Look for the string "this" in the lines and copy each line that has it.

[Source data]
————
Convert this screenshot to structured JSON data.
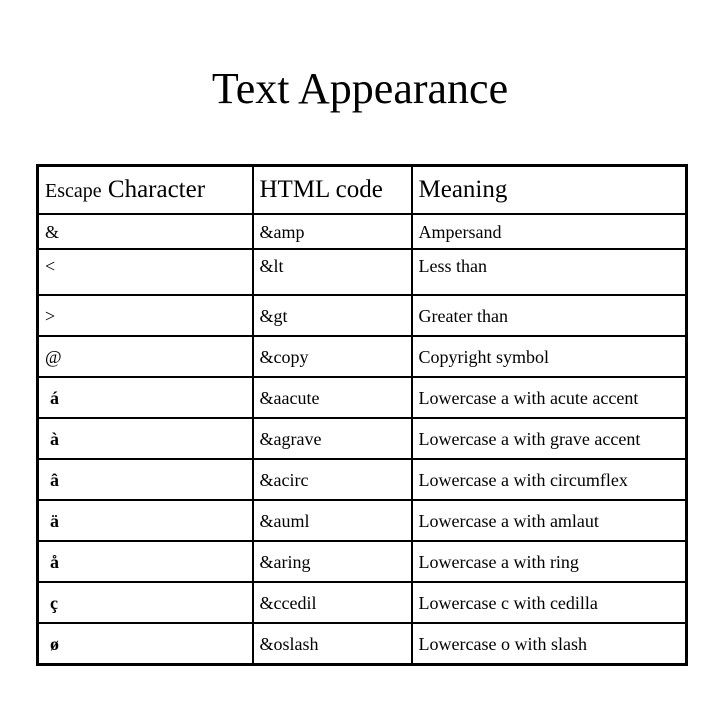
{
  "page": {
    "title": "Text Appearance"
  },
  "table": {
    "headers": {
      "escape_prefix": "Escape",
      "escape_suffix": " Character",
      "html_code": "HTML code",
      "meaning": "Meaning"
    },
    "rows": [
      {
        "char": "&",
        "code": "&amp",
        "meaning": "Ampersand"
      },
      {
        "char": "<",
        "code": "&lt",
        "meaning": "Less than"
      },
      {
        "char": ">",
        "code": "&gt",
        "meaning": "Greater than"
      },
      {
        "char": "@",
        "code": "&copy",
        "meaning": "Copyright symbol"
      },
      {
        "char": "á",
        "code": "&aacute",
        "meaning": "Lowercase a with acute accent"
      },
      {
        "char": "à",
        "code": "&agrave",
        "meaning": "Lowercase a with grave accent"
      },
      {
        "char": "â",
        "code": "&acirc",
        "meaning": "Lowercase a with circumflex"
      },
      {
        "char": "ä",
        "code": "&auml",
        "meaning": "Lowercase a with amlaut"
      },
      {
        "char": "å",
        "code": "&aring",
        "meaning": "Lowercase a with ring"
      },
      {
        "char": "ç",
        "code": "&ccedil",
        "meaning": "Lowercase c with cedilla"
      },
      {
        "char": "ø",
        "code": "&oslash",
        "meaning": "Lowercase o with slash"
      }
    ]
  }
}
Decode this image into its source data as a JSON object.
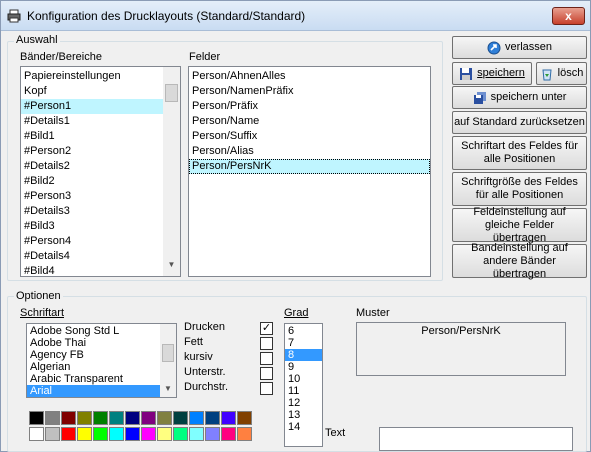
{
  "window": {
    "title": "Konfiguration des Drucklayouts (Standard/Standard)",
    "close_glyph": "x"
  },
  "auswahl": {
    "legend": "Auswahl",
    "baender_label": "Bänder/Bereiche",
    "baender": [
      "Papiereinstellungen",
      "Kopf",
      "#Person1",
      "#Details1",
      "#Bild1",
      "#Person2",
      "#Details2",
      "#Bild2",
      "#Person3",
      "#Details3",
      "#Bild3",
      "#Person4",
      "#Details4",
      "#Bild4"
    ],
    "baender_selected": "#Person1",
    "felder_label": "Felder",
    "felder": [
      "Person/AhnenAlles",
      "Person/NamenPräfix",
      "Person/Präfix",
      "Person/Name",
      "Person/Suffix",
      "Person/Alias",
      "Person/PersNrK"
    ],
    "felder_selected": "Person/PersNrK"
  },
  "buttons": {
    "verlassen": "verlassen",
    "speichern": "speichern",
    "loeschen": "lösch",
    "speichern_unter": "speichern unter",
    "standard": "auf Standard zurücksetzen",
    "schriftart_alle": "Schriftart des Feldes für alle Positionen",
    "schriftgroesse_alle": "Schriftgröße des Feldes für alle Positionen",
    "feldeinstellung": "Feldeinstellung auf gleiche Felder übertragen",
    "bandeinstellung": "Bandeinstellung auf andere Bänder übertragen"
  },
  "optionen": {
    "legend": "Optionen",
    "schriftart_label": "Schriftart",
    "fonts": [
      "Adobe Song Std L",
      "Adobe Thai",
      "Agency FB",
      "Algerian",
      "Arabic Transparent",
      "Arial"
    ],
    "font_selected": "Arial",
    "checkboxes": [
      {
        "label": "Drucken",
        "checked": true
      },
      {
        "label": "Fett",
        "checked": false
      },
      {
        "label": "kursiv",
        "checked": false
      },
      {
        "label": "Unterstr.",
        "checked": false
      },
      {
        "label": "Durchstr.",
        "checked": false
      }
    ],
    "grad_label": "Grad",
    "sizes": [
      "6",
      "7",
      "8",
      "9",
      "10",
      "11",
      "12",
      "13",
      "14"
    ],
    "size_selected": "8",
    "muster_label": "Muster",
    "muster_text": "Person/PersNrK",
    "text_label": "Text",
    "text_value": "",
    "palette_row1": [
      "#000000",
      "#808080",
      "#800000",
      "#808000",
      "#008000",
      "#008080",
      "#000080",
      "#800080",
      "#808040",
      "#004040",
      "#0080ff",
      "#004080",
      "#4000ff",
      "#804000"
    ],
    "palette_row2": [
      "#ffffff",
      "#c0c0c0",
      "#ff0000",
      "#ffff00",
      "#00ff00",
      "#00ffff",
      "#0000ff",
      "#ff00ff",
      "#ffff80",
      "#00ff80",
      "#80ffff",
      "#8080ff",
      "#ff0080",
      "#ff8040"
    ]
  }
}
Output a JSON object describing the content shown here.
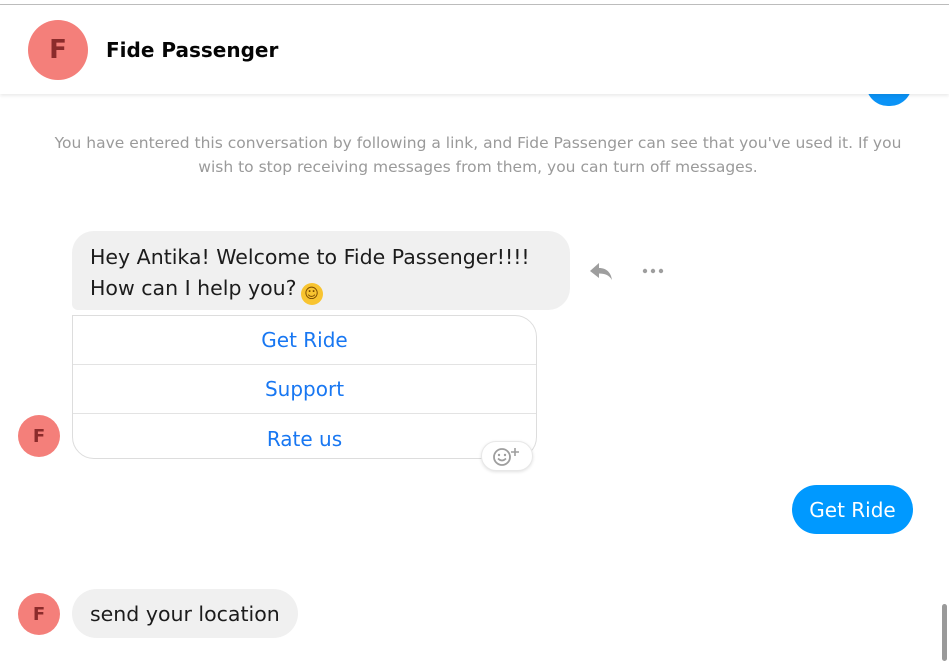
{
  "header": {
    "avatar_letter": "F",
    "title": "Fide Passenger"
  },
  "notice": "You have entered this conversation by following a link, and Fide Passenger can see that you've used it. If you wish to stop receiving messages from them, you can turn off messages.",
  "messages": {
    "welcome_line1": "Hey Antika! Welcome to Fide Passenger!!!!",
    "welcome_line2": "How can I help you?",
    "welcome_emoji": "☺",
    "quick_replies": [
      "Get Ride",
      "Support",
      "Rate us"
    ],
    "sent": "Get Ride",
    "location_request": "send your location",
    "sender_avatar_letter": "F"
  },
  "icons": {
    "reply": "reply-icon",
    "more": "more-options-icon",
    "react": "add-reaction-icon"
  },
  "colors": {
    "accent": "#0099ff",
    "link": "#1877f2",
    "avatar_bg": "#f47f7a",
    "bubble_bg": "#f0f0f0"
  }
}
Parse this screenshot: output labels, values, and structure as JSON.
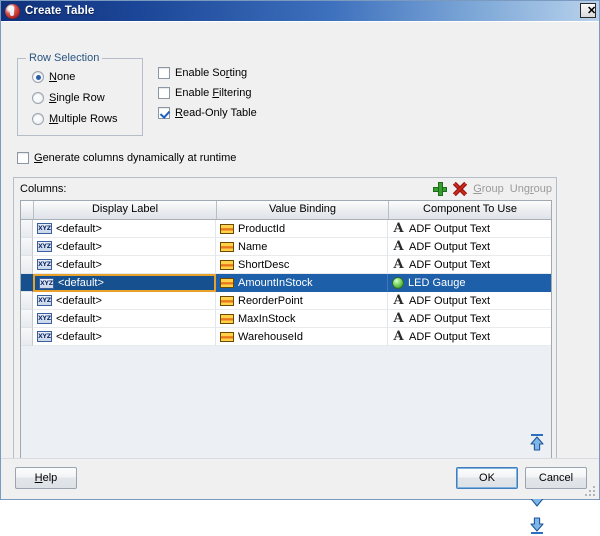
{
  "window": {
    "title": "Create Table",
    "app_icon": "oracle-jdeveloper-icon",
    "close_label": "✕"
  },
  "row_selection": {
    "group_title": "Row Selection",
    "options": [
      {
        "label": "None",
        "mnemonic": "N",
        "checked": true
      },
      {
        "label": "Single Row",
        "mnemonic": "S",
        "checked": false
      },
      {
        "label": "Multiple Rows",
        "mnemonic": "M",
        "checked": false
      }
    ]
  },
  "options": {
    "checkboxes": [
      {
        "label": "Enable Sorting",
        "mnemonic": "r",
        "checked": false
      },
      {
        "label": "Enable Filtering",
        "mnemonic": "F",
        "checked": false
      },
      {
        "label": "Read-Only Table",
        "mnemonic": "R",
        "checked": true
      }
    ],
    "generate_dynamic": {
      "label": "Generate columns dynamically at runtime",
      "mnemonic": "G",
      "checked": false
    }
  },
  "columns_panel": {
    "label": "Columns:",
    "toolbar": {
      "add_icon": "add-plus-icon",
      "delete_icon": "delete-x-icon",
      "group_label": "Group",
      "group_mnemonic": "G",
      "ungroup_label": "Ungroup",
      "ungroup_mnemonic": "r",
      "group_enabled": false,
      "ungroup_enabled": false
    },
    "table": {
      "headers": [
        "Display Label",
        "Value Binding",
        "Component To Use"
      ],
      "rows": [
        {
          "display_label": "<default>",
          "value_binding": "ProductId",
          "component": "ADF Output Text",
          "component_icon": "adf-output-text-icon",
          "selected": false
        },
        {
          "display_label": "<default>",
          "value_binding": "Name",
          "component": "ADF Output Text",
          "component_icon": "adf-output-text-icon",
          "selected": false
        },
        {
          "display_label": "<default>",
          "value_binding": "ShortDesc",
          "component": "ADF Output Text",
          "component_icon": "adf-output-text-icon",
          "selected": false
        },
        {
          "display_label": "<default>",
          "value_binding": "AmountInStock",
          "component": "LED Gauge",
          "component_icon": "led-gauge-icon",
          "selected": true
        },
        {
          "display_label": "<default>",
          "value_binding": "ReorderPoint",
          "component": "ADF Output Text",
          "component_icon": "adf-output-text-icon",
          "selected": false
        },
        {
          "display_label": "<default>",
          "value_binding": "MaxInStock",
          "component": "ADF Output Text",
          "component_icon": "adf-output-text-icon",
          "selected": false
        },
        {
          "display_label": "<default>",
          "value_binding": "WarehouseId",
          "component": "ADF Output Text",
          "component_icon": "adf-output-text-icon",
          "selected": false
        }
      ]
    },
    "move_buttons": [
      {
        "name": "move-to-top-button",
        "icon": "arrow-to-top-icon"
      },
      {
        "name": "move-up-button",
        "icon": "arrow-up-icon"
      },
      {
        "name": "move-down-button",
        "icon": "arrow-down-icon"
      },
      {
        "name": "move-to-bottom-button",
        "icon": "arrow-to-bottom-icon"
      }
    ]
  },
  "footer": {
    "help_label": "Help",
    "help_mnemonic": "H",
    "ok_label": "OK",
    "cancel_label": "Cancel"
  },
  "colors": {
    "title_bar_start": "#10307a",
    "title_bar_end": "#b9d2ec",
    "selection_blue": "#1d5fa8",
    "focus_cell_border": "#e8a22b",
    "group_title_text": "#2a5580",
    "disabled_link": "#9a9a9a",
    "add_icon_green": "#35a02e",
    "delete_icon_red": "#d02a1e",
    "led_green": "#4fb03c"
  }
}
————
RESPONSE:
Convert this screenshot to structured JSON data.
Decode this image into its source data as a JSON object.
  "notice": "You have entered this conversation by following a link, and Fide Passenger can see that you've used it. If you wish to stop receiving messages from them, you can turn off messages.",
Parse this screenshot: output labels, values, and structure as JSON.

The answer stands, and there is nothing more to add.